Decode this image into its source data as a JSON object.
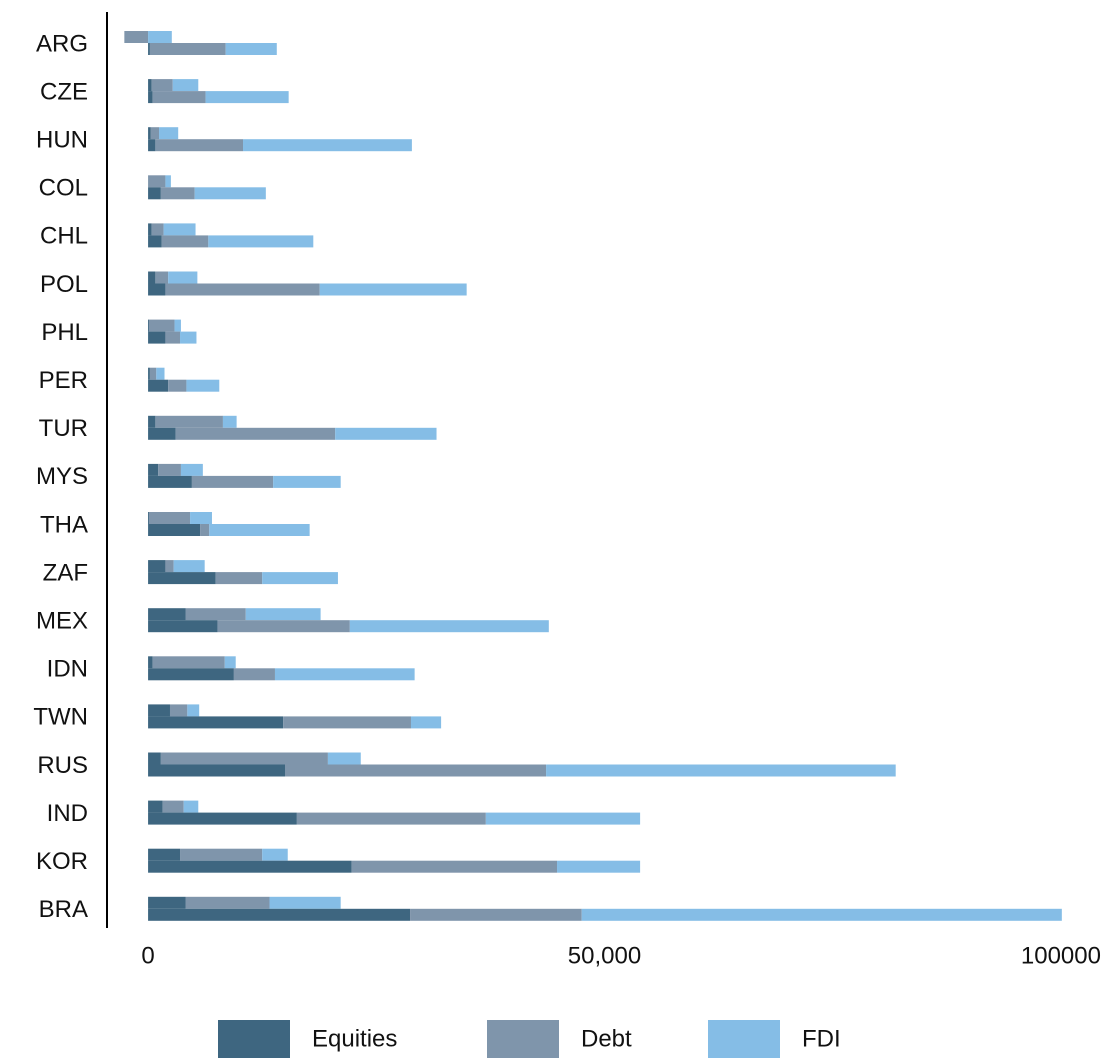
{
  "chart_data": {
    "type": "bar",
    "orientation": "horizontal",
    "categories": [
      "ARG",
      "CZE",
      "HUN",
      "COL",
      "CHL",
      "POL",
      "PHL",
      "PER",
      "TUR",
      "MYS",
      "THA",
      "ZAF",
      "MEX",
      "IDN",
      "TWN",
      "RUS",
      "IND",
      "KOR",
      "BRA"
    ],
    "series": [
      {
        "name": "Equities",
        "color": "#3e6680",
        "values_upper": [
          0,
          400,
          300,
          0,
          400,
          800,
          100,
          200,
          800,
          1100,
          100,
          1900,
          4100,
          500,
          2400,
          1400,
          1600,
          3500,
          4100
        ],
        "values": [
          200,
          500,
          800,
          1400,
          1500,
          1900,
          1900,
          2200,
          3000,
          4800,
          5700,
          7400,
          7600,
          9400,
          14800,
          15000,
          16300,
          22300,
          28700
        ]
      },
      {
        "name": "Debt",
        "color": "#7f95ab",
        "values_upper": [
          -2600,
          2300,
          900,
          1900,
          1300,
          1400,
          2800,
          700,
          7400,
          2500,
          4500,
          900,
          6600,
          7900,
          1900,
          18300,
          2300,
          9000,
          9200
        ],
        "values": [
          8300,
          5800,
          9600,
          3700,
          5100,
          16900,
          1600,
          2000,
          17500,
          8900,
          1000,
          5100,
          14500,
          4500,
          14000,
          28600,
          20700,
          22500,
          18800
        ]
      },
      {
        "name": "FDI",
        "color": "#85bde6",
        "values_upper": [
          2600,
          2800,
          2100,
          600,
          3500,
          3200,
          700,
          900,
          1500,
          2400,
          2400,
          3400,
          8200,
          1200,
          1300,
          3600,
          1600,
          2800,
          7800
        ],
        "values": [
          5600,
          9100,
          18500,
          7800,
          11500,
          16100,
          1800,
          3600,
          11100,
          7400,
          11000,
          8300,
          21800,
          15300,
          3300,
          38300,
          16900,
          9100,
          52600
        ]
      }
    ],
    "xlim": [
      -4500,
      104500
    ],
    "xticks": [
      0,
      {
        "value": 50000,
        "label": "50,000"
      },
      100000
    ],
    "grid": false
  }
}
* * *
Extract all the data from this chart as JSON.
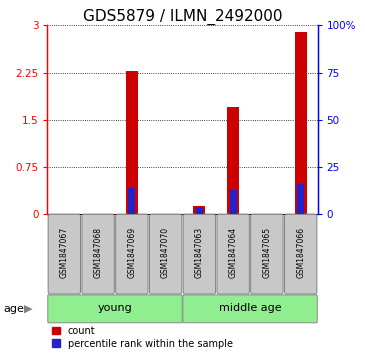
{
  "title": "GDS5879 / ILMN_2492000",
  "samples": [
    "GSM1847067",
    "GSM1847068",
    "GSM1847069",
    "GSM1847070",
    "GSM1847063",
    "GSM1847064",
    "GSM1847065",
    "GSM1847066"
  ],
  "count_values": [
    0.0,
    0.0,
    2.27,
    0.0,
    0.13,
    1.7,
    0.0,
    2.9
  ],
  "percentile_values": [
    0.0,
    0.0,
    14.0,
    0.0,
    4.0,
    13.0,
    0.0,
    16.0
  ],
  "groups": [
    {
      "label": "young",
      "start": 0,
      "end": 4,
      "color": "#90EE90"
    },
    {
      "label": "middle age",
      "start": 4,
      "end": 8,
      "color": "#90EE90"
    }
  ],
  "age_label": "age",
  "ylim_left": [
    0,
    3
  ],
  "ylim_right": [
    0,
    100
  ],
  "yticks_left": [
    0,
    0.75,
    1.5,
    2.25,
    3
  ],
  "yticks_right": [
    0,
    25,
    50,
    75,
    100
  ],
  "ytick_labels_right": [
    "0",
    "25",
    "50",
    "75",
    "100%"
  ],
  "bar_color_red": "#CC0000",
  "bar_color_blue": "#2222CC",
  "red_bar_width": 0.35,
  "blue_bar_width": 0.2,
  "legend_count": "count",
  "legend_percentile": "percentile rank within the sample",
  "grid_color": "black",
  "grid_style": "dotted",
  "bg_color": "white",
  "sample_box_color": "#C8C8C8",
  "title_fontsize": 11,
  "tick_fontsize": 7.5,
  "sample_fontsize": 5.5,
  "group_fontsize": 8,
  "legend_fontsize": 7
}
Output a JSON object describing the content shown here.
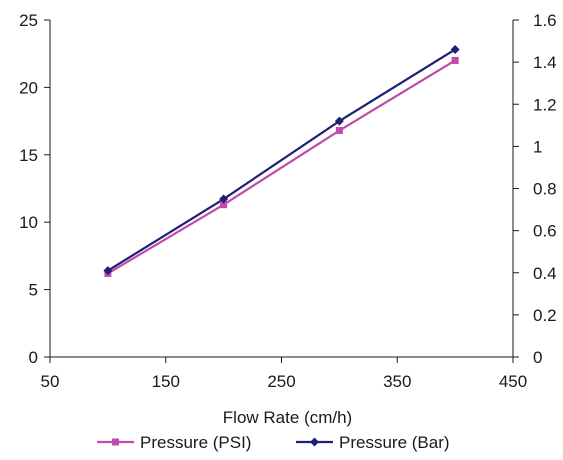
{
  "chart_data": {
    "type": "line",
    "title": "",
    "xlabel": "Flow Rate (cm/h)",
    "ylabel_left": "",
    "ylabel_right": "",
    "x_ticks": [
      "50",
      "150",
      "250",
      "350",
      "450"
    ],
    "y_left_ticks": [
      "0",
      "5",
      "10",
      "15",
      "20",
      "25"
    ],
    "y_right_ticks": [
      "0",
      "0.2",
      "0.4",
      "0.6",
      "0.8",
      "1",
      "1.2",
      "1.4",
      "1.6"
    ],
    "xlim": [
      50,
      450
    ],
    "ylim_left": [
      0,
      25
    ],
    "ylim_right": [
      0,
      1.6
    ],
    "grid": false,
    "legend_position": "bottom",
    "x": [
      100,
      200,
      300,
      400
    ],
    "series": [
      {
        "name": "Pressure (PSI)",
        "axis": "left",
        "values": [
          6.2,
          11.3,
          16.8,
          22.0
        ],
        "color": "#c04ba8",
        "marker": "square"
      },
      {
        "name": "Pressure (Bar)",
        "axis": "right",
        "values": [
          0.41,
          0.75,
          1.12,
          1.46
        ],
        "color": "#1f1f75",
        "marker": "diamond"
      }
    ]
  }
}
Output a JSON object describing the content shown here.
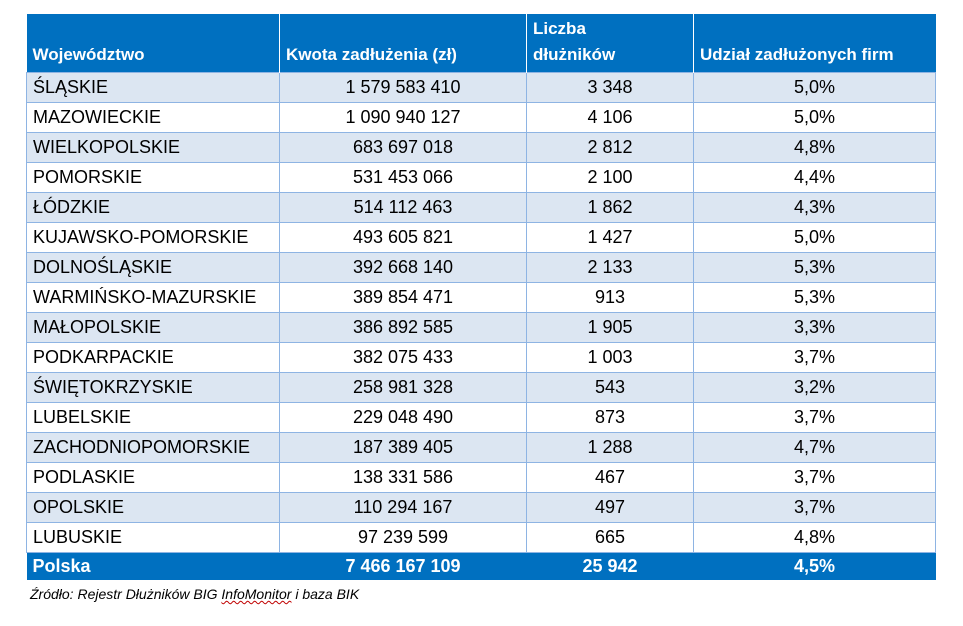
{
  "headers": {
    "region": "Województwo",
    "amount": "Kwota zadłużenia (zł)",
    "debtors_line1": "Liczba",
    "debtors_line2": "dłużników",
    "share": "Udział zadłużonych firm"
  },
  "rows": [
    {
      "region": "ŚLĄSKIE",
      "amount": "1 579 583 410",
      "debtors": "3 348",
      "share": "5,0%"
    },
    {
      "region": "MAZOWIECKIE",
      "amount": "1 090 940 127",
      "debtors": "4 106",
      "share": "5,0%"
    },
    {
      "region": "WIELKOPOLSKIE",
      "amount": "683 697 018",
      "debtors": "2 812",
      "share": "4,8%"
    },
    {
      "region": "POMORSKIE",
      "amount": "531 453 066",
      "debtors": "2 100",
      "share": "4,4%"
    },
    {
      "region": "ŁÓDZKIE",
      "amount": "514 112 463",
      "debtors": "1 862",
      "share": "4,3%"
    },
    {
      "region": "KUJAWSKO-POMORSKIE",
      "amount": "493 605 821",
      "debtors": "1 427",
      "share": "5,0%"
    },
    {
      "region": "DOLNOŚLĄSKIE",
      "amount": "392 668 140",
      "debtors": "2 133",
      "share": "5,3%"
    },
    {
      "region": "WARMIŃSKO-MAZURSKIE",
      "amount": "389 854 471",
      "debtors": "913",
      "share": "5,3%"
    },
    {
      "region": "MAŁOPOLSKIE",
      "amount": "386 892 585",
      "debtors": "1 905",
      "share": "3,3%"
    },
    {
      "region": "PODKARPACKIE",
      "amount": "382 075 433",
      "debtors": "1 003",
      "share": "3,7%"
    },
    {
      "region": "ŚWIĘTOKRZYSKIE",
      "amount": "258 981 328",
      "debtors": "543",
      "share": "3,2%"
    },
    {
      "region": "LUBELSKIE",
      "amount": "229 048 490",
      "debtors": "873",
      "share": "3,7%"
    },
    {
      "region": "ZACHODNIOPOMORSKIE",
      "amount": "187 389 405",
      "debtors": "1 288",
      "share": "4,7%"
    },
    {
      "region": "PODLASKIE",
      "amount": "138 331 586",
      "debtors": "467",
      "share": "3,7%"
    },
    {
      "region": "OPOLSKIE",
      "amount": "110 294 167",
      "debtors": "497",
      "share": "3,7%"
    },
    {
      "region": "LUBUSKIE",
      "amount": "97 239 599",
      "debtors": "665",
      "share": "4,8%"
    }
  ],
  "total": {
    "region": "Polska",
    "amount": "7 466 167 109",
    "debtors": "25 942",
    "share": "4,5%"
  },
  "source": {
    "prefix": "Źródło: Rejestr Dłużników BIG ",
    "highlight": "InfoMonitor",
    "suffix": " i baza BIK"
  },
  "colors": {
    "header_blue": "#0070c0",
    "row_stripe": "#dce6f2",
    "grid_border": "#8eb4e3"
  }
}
==
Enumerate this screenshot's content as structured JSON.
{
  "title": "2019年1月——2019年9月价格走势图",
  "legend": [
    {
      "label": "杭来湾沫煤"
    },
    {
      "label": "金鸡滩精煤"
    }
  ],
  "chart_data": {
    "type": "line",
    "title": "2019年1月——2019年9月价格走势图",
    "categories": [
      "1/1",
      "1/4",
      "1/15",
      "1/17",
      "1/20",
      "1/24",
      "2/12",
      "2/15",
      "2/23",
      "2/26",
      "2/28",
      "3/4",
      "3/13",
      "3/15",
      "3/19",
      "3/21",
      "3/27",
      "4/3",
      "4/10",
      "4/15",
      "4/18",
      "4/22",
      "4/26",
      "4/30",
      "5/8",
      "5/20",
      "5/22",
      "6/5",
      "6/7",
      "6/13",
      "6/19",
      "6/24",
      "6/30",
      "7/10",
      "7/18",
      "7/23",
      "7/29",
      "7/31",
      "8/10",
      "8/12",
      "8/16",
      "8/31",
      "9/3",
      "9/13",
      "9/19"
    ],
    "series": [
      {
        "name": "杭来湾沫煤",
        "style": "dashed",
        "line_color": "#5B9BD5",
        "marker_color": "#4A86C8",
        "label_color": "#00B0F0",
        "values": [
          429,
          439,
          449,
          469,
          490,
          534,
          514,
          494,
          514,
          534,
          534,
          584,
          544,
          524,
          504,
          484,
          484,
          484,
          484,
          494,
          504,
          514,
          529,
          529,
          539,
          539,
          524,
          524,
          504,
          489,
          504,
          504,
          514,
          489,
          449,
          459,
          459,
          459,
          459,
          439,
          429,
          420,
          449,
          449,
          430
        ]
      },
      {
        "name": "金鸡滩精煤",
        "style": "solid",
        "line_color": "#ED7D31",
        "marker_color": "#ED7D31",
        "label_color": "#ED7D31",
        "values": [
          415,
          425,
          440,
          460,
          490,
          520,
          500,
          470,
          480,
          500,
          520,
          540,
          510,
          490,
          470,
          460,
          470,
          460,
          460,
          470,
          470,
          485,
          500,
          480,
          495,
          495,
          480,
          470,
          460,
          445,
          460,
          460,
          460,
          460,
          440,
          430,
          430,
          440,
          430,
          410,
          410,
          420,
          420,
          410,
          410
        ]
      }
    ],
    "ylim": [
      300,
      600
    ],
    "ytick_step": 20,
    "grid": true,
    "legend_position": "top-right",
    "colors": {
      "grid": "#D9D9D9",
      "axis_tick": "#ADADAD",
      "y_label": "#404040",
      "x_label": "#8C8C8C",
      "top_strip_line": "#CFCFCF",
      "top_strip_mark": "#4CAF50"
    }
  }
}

-- YOUR INSTRUCTIONS --
Show each line in the entries that holds the string "source".

-- TASK RESPONSE --
Decode this image into its source data as a JSON object.
  "source": {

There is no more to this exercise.